_PROBLEM DESCRIPTION_.
Write every entry out again exactly, please, and skip the pictures.

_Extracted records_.
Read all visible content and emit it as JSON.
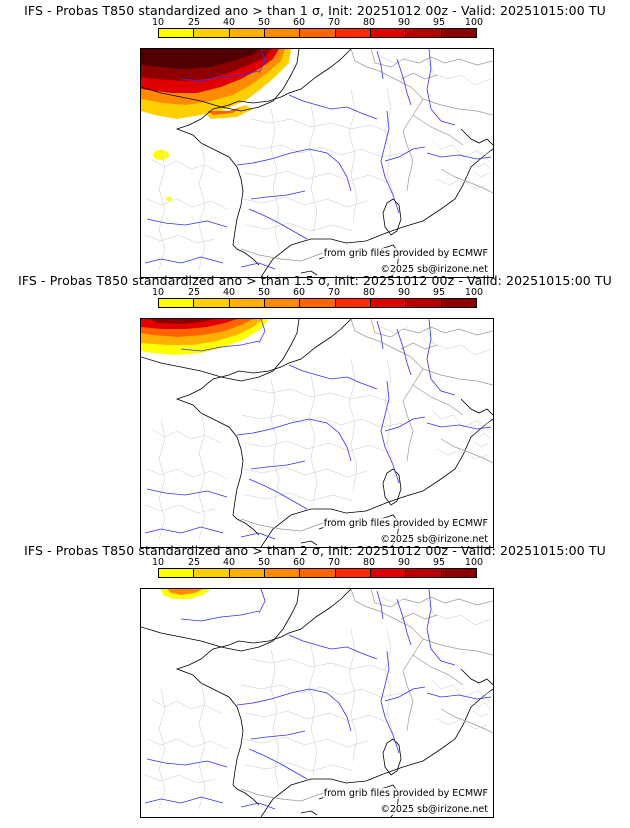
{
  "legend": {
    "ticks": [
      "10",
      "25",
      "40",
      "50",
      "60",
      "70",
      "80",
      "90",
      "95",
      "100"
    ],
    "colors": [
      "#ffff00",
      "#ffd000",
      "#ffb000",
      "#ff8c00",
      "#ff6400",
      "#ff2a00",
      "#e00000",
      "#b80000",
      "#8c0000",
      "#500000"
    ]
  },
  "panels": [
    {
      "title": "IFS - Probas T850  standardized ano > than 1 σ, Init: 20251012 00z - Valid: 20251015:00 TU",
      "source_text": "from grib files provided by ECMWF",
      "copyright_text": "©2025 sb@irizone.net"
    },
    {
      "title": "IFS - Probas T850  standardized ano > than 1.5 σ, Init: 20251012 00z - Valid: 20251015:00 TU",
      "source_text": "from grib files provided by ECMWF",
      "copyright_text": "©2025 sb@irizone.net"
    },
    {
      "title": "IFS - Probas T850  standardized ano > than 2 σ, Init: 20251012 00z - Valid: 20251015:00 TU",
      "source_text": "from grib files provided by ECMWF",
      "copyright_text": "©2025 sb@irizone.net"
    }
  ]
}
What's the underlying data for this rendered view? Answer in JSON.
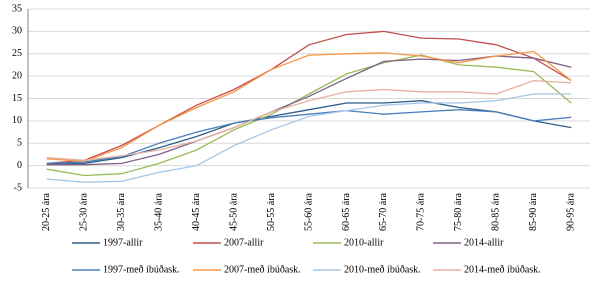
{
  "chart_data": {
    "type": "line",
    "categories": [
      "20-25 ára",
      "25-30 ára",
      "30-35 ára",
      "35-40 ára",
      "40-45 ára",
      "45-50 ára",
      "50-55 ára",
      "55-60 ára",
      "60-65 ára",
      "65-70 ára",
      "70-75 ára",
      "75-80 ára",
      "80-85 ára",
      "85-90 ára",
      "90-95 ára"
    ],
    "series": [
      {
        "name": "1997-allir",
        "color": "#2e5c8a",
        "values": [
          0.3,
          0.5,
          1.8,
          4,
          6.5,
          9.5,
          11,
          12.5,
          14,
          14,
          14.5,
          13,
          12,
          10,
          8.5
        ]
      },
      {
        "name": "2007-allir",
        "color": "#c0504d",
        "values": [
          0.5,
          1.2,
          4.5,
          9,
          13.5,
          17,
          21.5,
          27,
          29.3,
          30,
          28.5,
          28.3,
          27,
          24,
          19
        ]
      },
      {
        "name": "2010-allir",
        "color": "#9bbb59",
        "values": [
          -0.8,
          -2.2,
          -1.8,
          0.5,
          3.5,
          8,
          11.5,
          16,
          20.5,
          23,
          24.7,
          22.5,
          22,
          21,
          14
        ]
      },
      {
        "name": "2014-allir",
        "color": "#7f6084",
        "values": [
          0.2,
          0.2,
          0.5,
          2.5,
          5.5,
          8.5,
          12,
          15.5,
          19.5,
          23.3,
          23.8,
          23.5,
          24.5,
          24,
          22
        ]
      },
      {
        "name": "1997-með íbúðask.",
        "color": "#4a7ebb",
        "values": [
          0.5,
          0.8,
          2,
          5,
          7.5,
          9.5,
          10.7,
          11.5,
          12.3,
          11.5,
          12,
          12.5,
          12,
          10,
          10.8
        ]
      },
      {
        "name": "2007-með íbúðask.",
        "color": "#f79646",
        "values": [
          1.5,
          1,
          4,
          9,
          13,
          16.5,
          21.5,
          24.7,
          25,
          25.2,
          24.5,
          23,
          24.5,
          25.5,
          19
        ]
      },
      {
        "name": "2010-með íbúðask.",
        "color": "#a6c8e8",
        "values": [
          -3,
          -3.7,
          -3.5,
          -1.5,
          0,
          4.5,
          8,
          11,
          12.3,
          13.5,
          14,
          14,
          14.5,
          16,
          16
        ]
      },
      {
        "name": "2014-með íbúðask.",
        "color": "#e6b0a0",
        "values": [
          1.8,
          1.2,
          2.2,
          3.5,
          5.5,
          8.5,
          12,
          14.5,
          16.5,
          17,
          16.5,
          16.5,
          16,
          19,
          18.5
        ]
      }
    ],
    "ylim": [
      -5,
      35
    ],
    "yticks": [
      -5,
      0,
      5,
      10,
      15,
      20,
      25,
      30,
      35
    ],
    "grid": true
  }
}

_CORRECT RESULT_.
Read all visible content and emit it as JSON.
{
  "legend": {
    "ticks": [
      "10",
      "25",
      "40",
      "50",
      "60",
      "70",
      "80",
      "90",
      "95",
      "100"
    ],
    "colors": [
      "#ffff00",
      "#ffd000",
      "#ffb000",
      "#ff8c00",
      "#ff6400",
      "#ff2a00",
      "#e00000",
      "#b80000",
      "#8c0000",
      "#500000"
    ]
  },
  "panels": [
    {
      "title": "IFS - Probas T850  standardized ano > than 1 σ, Init: 20251012 00z - Valid: 20251015:00 TU",
      "source_text": "from grib files provided by ECMWF",
      "copyright_text": "©2025 sb@irizone.net"
    },
    {
      "title": "IFS - Probas T850  standardized ano > than 1.5 σ, Init: 20251012 00z - Valid: 20251015:00 TU",
      "source_text": "from grib files provided by ECMWF",
      "copyright_text": "©2025 sb@irizone.net"
    },
    {
      "title": "IFS - Probas T850  standardized ano > than 2 σ, Init: 20251012 00z - Valid: 20251015:00 TU",
      "source_text": "from grib files provided by ECMWF",
      "copyright_text": "©2025 sb@irizone.net"
    }
  ]
}
What's the underlying data for this rendered view? Answer in JSON.
{
  "chart_data": {
    "type": "line",
    "categories": [
      "20-25 ára",
      "25-30 ára",
      "30-35 ára",
      "35-40 ára",
      "40-45 ára",
      "45-50 ára",
      "50-55 ára",
      "55-60 ára",
      "60-65 ára",
      "65-70 ára",
      "70-75 ára",
      "75-80 ára",
      "80-85 ára",
      "85-90 ára",
      "90-95 ára"
    ],
    "series": [
      {
        "name": "1997-allir",
        "color": "#2e5c8a",
        "values": [
          0.3,
          0.5,
          1.8,
          4,
          6.5,
          9.5,
          11,
          12.5,
          14,
          14,
          14.5,
          13,
          12,
          10,
          8.5
        ]
      },
      {
        "name": "2007-allir",
        "color": "#c0504d",
        "values": [
          0.5,
          1.2,
          4.5,
          9,
          13.5,
          17,
          21.5,
          27,
          29.3,
          30,
          28.5,
          28.3,
          27,
          24,
          19
        ]
      },
      {
        "name": "2010-allir",
        "color": "#9bbb59",
        "values": [
          -0.8,
          -2.2,
          -1.8,
          0.5,
          3.5,
          8,
          11.5,
          16,
          20.5,
          23,
          24.7,
          22.5,
          22,
          21,
          14
        ]
      },
      {
        "name": "2014-allir",
        "color": "#7f6084",
        "values": [
          0.2,
          0.2,
          0.5,
          2.5,
          5.5,
          8.5,
          12,
          15.5,
          19.5,
          23.3,
          23.8,
          23.5,
          24.5,
          24,
          22
        ]
      },
      {
        "name": "1997-með íbúðask.",
        "color": "#4a7ebb",
        "values": [
          0.5,
          0.8,
          2,
          5,
          7.5,
          9.5,
          10.7,
          11.5,
          12.3,
          11.5,
          12,
          12.5,
          12,
          10,
          10.8
        ]
      },
      {
        "name": "2007-með íbúðask.",
        "color": "#f79646",
        "values": [
          1.5,
          1,
          4,
          9,
          13,
          16.5,
          21.5,
          24.7,
          25,
          25.2,
          24.5,
          23,
          24.5,
          25.5,
          19
        ]
      },
      {
        "name": "2010-með íbúðask.",
        "color": "#a6c8e8",
        "values": [
          -3,
          -3.7,
          -3.5,
          -1.5,
          0,
          4.5,
          8,
          11,
          12.3,
          13.5,
          14,
          14,
          14.5,
          16,
          16
        ]
      },
      {
        "name": "2014-með íbúðask.",
        "color": "#e6b0a0",
        "values": [
          1.8,
          1.2,
          2.2,
          3.5,
          5.5,
          8.5,
          12,
          14.5,
          16.5,
          17,
          16.5,
          16.5,
          16,
          19,
          18.5
        ]
      }
    ],
    "ylim": [
      -5,
      35
    ],
    "yticks": [
      -5,
      0,
      5,
      10,
      15,
      20,
      25,
      30,
      35
    ],
    "grid": true
  }
}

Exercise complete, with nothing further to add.